━━ Dataset content ━━

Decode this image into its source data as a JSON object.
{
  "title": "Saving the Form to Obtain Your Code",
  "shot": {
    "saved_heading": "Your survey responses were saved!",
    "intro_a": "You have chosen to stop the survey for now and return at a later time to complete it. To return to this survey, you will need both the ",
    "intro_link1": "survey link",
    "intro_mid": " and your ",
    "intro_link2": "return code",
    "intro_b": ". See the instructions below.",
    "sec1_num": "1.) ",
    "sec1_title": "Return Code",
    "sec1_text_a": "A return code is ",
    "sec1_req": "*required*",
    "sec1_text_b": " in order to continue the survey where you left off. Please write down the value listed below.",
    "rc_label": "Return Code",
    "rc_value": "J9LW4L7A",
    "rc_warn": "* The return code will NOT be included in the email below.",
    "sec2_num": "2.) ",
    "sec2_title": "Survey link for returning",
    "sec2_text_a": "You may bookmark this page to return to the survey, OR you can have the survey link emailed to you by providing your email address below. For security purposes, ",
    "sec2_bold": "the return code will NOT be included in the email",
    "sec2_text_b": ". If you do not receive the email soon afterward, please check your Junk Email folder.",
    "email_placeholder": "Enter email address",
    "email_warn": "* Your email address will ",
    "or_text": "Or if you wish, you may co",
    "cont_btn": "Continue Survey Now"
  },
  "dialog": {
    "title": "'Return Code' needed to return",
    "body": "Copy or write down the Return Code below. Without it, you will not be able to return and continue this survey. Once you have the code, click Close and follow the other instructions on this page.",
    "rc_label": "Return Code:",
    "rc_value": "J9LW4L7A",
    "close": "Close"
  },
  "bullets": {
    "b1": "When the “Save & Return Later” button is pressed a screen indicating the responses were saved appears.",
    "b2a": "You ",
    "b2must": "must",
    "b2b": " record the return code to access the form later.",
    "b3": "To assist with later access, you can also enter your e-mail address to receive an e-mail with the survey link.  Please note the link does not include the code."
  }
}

━━━

■ **Requirements**
From the listing above, copy all lines holding the word "saved".

■ **Task result**
    "saved_heading": "Your survey responses were saved!",
    "b1": "When the “Save & Return Later” button is pressed a screen indicating the responses were saved appears.",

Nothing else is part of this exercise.